Copy out the records in full, word for word, without pictures.
<<<<
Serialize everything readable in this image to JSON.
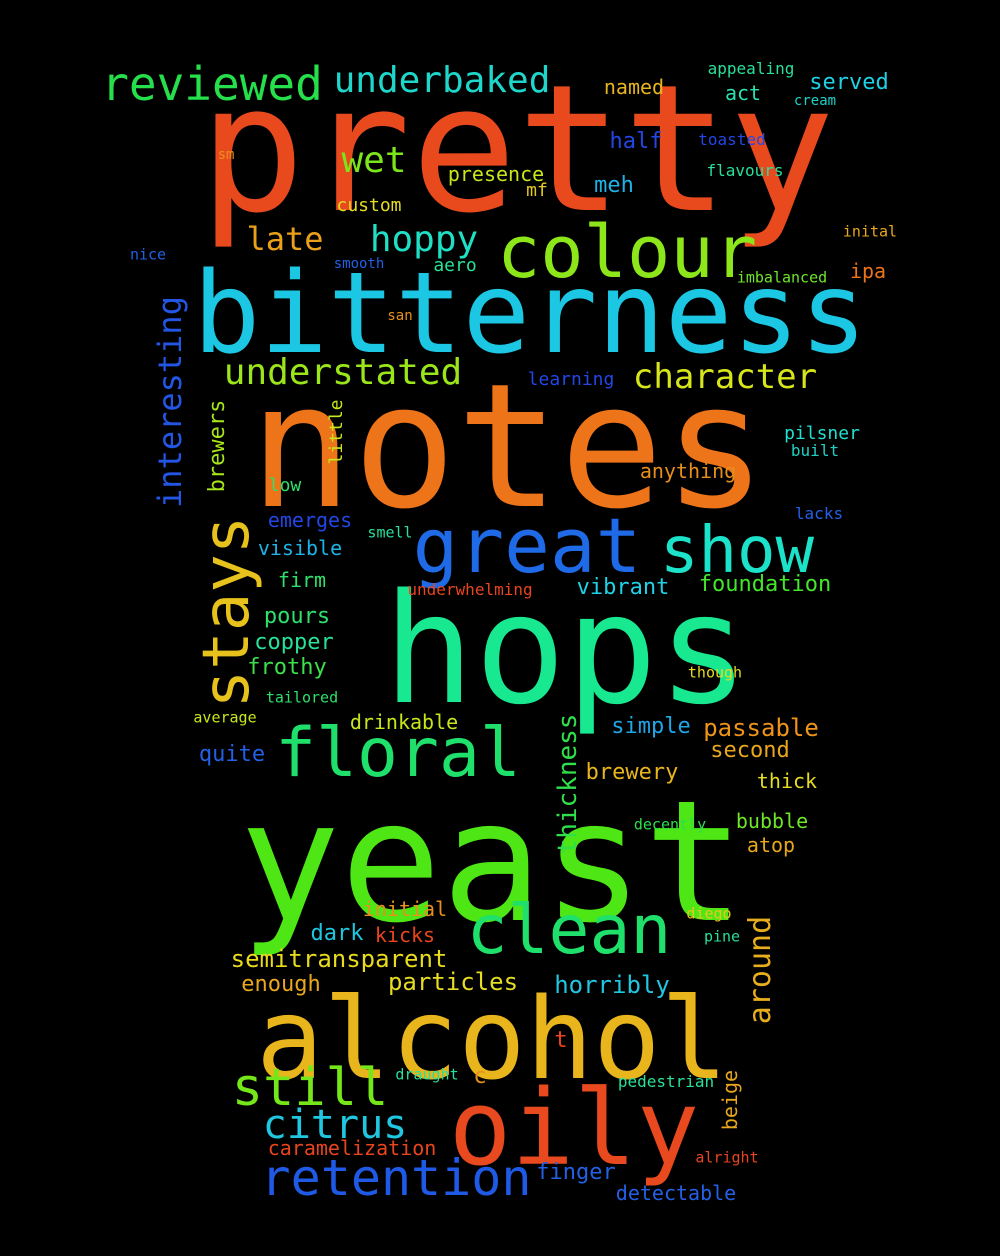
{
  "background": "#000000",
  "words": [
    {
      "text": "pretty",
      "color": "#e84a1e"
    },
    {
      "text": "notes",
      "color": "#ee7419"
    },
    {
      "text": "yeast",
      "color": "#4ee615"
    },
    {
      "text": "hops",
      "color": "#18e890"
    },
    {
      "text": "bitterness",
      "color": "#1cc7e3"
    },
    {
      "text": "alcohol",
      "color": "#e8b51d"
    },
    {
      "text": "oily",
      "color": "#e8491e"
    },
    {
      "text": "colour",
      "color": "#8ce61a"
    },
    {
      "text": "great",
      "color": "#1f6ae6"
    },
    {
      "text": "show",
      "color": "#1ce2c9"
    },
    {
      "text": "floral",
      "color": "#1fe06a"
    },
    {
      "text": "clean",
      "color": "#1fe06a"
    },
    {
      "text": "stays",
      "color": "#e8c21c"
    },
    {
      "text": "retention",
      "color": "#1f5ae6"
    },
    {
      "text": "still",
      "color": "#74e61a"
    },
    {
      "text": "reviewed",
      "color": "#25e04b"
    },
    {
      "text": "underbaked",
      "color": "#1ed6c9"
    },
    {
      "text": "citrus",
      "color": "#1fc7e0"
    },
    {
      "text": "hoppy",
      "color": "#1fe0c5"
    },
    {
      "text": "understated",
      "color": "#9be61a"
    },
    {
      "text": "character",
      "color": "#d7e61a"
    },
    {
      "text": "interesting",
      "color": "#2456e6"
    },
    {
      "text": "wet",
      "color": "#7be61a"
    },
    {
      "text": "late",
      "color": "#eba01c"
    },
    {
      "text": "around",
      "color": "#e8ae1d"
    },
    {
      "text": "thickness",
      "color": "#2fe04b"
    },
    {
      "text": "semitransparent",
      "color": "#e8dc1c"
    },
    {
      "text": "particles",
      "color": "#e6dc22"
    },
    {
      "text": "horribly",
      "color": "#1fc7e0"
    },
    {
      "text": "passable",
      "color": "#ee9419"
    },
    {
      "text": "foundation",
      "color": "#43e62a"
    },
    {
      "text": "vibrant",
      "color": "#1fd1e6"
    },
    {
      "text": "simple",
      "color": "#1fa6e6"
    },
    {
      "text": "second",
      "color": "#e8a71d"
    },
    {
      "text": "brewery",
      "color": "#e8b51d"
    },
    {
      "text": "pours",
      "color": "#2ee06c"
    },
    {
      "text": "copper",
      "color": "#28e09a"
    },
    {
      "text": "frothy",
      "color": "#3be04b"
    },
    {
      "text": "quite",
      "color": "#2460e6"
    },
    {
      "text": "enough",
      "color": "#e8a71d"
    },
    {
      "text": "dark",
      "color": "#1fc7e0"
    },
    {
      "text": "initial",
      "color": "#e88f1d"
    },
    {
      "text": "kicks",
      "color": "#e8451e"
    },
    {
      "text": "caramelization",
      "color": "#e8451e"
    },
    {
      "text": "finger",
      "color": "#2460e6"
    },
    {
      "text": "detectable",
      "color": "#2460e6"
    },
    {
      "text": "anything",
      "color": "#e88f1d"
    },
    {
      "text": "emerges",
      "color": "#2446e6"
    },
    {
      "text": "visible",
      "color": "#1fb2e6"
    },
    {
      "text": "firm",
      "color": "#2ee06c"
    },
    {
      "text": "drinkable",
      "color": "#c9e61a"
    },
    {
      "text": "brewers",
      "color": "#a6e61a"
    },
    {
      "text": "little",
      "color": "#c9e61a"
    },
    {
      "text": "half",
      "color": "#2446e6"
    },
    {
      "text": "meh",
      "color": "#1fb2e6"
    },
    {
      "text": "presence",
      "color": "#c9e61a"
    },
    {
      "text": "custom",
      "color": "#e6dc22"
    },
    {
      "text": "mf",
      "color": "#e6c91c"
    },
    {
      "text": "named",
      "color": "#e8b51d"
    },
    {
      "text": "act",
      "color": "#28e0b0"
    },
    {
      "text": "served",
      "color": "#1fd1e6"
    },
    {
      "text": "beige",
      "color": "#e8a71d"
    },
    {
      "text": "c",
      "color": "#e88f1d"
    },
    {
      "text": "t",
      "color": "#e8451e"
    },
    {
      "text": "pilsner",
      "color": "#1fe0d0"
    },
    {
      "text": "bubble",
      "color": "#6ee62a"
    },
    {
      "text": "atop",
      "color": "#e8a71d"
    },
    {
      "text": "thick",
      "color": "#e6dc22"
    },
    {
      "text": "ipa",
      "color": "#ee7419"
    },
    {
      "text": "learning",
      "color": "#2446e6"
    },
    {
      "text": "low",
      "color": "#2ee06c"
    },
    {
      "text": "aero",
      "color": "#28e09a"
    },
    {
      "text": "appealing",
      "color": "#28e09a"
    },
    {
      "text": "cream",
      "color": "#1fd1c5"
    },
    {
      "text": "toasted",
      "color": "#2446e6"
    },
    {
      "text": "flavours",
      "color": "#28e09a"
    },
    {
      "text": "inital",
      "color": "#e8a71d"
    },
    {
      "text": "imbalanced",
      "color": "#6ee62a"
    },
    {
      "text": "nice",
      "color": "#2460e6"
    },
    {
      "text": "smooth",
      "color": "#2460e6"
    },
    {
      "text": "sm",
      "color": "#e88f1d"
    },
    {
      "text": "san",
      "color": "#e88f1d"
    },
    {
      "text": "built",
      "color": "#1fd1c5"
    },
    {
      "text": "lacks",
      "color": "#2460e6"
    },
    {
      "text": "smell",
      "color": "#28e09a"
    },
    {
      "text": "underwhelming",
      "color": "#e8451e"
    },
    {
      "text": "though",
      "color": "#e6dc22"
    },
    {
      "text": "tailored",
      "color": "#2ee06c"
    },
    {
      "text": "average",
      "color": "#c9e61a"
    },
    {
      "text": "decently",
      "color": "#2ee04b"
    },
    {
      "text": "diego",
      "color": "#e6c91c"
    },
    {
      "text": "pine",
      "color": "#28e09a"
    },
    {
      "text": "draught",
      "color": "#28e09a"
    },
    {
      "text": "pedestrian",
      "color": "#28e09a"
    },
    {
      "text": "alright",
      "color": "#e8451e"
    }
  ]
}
>>>>
REPLY TO THE TASK:
Serialize everything readable in this image to JSON.
{
  "background": "#000000",
  "words": [
    {
      "text": "pretty",
      "color": "#e84a1e"
    },
    {
      "text": "notes",
      "color": "#ee7419"
    },
    {
      "text": "yeast",
      "color": "#4ee615"
    },
    {
      "text": "hops",
      "color": "#18e890"
    },
    {
      "text": "bitterness",
      "color": "#1cc7e3"
    },
    {
      "text": "alcohol",
      "color": "#e8b51d"
    },
    {
      "text": "oily",
      "color": "#e8491e"
    },
    {
      "text": "colour",
      "color": "#8ce61a"
    },
    {
      "text": "great",
      "color": "#1f6ae6"
    },
    {
      "text": "show",
      "color": "#1ce2c9"
    },
    {
      "text": "floral",
      "color": "#1fe06a"
    },
    {
      "text": "clean",
      "color": "#1fe06a"
    },
    {
      "text": "stays",
      "color": "#e8c21c"
    },
    {
      "text": "retention",
      "color": "#1f5ae6"
    },
    {
      "text": "still",
      "color": "#74e61a"
    },
    {
      "text": "reviewed",
      "color": "#25e04b"
    },
    {
      "text": "underbaked",
      "color": "#1ed6c9"
    },
    {
      "text": "citrus",
      "color": "#1fc7e0"
    },
    {
      "text": "hoppy",
      "color": "#1fe0c5"
    },
    {
      "text": "understated",
      "color": "#9be61a"
    },
    {
      "text": "character",
      "color": "#d7e61a"
    },
    {
      "text": "interesting",
      "color": "#2456e6"
    },
    {
      "text": "wet",
      "color": "#7be61a"
    },
    {
      "text": "late",
      "color": "#eba01c"
    },
    {
      "text": "around",
      "color": "#e8ae1d"
    },
    {
      "text": "thickness",
      "color": "#2fe04b"
    },
    {
      "text": "semitransparent",
      "color": "#e8dc1c"
    },
    {
      "text": "particles",
      "color": "#e6dc22"
    },
    {
      "text": "horribly",
      "color": "#1fc7e0"
    },
    {
      "text": "passable",
      "color": "#ee9419"
    },
    {
      "text": "foundation",
      "color": "#43e62a"
    },
    {
      "text": "vibrant",
      "color": "#1fd1e6"
    },
    {
      "text": "simple",
      "color": "#1fa6e6"
    },
    {
      "text": "second",
      "color": "#e8a71d"
    },
    {
      "text": "brewery",
      "color": "#e8b51d"
    },
    {
      "text": "pours",
      "color": "#2ee06c"
    },
    {
      "text": "copper",
      "color": "#28e09a"
    },
    {
      "text": "frothy",
      "color": "#3be04b"
    },
    {
      "text": "quite",
      "color": "#2460e6"
    },
    {
      "text": "enough",
      "color": "#e8a71d"
    },
    {
      "text": "dark",
      "color": "#1fc7e0"
    },
    {
      "text": "initial",
      "color": "#e88f1d"
    },
    {
      "text": "kicks",
      "color": "#e8451e"
    },
    {
      "text": "caramelization",
      "color": "#e8451e"
    },
    {
      "text": "finger",
      "color": "#2460e6"
    },
    {
      "text": "detectable",
      "color": "#2460e6"
    },
    {
      "text": "anything",
      "color": "#e88f1d"
    },
    {
      "text": "emerges",
      "color": "#2446e6"
    },
    {
      "text": "visible",
      "color": "#1fb2e6"
    },
    {
      "text": "firm",
      "color": "#2ee06c"
    },
    {
      "text": "drinkable",
      "color": "#c9e61a"
    },
    {
      "text": "brewers",
      "color": "#a6e61a"
    },
    {
      "text": "little",
      "color": "#c9e61a"
    },
    {
      "text": "half",
      "color": "#2446e6"
    },
    {
      "text": "meh",
      "color": "#1fb2e6"
    },
    {
      "text": "presence",
      "color": "#c9e61a"
    },
    {
      "text": "custom",
      "color": "#e6dc22"
    },
    {
      "text": "mf",
      "color": "#e6c91c"
    },
    {
      "text": "named",
      "color": "#e8b51d"
    },
    {
      "text": "act",
      "color": "#28e0b0"
    },
    {
      "text": "served",
      "color": "#1fd1e6"
    },
    {
      "text": "beige",
      "color": "#e8a71d"
    },
    {
      "text": "c",
      "color": "#e88f1d"
    },
    {
      "text": "t",
      "color": "#e8451e"
    },
    {
      "text": "pilsner",
      "color": "#1fe0d0"
    },
    {
      "text": "bubble",
      "color": "#6ee62a"
    },
    {
      "text": "atop",
      "color": "#e8a71d"
    },
    {
      "text": "thick",
      "color": "#e6dc22"
    },
    {
      "text": "ipa",
      "color": "#ee7419"
    },
    {
      "text": "learning",
      "color": "#2446e6"
    },
    {
      "text": "low",
      "color": "#2ee06c"
    },
    {
      "text": "aero",
      "color": "#28e09a"
    },
    {
      "text": "appealing",
      "color": "#28e09a"
    },
    {
      "text": "cream",
      "color": "#1fd1c5"
    },
    {
      "text": "toasted",
      "color": "#2446e6"
    },
    {
      "text": "flavours",
      "color": "#28e09a"
    },
    {
      "text": "inital",
      "color": "#e8a71d"
    },
    {
      "text": "imbalanced",
      "color": "#6ee62a"
    },
    {
      "text": "nice",
      "color": "#2460e6"
    },
    {
      "text": "smooth",
      "color": "#2460e6"
    },
    {
      "text": "sm",
      "color": "#e88f1d"
    },
    {
      "text": "san",
      "color": "#e88f1d"
    },
    {
      "text": "built",
      "color": "#1fd1c5"
    },
    {
      "text": "lacks",
      "color": "#2460e6"
    },
    {
      "text": "smell",
      "color": "#28e09a"
    },
    {
      "text": "underwhelming",
      "color": "#e8451e"
    },
    {
      "text": "though",
      "color": "#e6dc22"
    },
    {
      "text": "tailored",
      "color": "#2ee06c"
    },
    {
      "text": "average",
      "color": "#c9e61a"
    },
    {
      "text": "decently",
      "color": "#2ee04b"
    },
    {
      "text": "diego",
      "color": "#e6c91c"
    },
    {
      "text": "pine",
      "color": "#28e09a"
    },
    {
      "text": "draught",
      "color": "#28e09a"
    },
    {
      "text": "pedestrian",
      "color": "#28e09a"
    },
    {
      "text": "alright",
      "color": "#e8451e"
    }
  ]
}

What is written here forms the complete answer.